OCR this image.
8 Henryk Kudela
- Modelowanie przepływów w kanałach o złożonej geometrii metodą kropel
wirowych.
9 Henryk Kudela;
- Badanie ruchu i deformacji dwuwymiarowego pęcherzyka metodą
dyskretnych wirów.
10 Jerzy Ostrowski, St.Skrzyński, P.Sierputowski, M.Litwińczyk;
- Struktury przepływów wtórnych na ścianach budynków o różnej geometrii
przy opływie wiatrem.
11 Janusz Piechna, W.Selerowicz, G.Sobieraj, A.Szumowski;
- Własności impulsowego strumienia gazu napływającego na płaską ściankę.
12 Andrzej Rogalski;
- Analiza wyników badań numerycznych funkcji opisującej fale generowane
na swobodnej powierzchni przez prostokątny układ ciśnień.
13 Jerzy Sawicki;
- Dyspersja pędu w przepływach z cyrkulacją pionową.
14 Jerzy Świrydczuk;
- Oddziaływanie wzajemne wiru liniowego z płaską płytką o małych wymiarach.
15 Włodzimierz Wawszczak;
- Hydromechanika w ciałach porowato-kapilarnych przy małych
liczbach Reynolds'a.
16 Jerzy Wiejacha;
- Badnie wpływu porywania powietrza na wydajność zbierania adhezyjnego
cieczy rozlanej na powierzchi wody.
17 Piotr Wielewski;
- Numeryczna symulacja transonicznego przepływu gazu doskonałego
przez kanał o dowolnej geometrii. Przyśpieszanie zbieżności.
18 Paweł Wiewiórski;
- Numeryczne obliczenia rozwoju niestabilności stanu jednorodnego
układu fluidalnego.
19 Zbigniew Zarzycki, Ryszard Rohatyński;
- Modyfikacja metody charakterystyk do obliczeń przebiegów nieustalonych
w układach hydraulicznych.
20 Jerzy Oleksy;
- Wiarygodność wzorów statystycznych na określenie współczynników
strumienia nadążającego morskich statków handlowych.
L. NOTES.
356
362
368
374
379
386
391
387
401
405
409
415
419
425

--- Challenge ---
Extract all lines from the material above that include the word "metodą".

--- Complete output ---
- Modelowanie przepływów w kanałach o złożonej geometrii metodą kropel
- Badanie ruchu i deformacji dwuwymiarowego pęcherzyka metodą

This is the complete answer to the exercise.